* [Data listing]
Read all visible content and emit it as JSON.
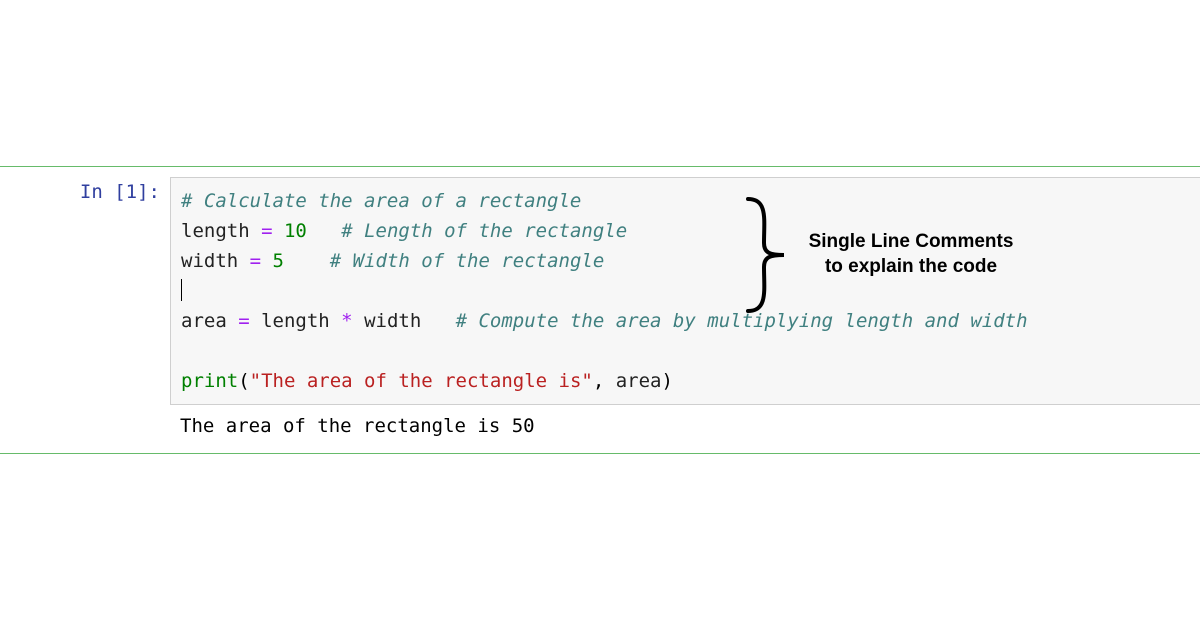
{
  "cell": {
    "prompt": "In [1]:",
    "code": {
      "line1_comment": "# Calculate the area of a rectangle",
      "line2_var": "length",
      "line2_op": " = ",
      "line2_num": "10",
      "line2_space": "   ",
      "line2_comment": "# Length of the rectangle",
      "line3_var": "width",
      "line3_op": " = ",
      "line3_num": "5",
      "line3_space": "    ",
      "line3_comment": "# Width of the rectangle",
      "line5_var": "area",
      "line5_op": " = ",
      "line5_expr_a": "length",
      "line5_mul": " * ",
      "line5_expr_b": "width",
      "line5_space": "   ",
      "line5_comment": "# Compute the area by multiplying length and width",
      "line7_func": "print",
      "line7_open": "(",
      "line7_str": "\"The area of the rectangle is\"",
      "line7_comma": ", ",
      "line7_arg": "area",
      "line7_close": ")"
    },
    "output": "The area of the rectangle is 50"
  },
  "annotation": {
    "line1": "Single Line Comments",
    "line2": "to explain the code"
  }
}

* * *

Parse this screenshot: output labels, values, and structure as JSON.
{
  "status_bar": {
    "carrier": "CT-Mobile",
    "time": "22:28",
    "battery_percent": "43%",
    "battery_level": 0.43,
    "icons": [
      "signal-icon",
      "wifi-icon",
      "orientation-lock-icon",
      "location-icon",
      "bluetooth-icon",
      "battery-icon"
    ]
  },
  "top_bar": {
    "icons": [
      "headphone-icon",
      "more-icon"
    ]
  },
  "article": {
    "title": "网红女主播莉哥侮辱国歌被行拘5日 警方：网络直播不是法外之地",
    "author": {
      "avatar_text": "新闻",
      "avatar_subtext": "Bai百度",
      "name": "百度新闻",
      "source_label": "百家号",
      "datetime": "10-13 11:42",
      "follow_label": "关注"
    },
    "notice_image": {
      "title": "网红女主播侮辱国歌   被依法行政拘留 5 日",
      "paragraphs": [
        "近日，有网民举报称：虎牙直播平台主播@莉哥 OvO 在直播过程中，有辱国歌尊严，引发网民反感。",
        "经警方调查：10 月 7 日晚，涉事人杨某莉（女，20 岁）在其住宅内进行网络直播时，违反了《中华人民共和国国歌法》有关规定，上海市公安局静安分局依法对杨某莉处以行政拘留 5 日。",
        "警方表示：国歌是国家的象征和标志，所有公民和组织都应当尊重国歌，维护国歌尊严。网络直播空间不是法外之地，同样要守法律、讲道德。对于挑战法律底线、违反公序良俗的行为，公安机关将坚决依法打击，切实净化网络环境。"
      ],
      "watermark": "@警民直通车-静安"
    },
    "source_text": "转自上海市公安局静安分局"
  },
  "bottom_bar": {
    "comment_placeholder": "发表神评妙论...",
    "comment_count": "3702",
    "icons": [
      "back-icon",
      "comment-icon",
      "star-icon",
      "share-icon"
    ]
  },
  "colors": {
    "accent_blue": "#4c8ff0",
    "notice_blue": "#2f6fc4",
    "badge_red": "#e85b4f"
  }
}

==

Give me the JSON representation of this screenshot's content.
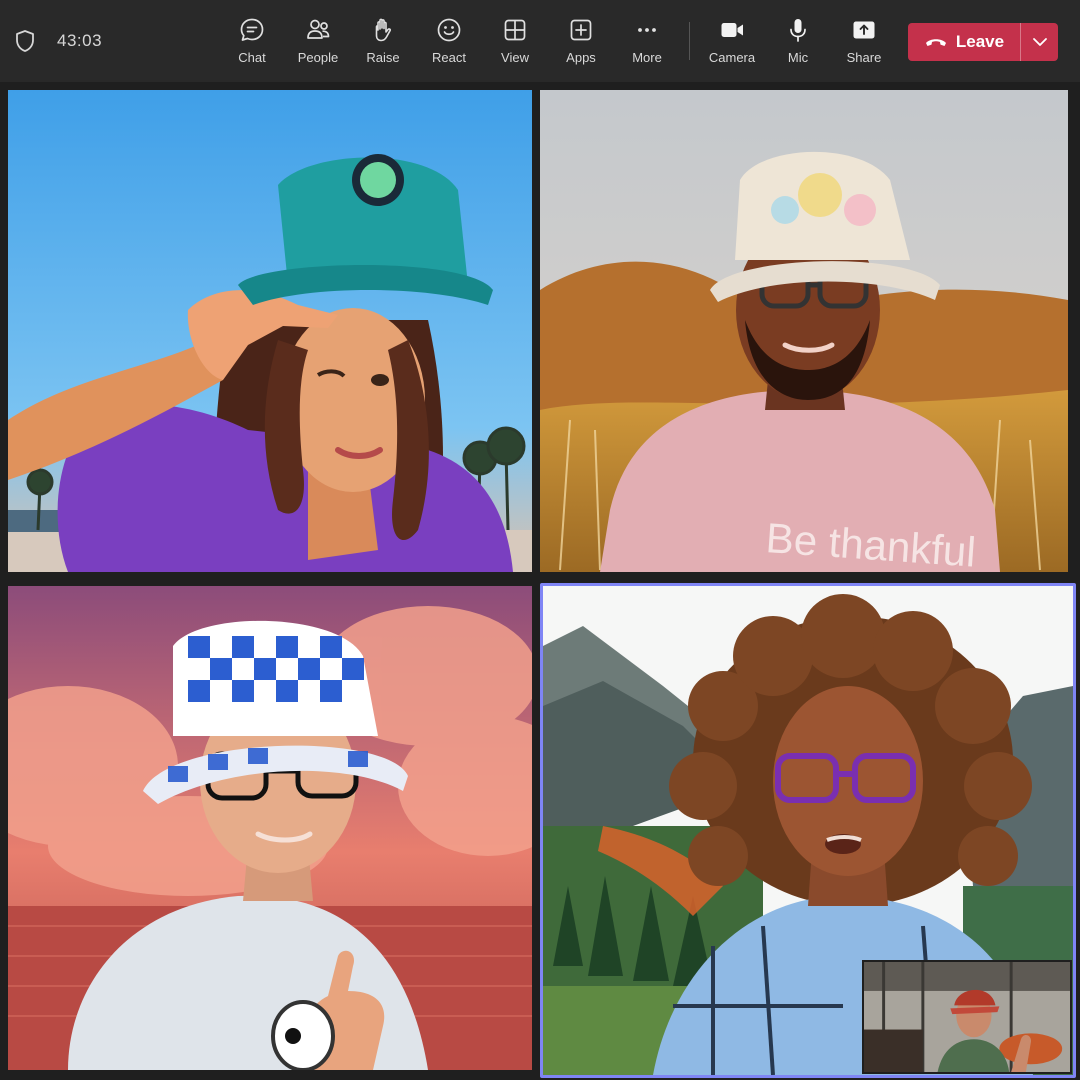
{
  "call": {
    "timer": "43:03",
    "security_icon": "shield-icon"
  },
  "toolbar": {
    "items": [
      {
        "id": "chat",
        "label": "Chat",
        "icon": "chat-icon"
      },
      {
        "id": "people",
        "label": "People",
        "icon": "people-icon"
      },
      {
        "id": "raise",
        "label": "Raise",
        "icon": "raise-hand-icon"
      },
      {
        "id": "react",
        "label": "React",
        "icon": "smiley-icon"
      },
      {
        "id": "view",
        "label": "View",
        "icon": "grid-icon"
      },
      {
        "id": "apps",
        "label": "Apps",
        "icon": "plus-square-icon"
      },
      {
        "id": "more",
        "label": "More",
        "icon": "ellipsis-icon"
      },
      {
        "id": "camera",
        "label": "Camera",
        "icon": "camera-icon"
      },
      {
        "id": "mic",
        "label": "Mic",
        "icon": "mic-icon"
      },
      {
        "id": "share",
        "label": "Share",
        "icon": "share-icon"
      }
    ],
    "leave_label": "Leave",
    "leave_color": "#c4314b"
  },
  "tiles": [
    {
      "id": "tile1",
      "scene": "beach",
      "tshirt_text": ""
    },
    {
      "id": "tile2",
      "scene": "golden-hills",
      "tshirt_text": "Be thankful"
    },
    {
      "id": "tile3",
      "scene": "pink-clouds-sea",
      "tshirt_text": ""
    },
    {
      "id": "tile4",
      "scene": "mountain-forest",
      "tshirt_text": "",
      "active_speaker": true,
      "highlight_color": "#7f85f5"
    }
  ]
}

* [WHAT IS REQUIRED] Check each line of the records for "rectangle" and copy the ones that contain it.

* [REPLY]
      "line1_comment": "# Calculate the area of a rectangle",
      "line2_comment": "# Length of the rectangle",
      "line3_comment": "# Width of the rectangle",
      "line7_str": "\"The area of the rectangle is\"",
    "output": "The area of the rectangle is 50"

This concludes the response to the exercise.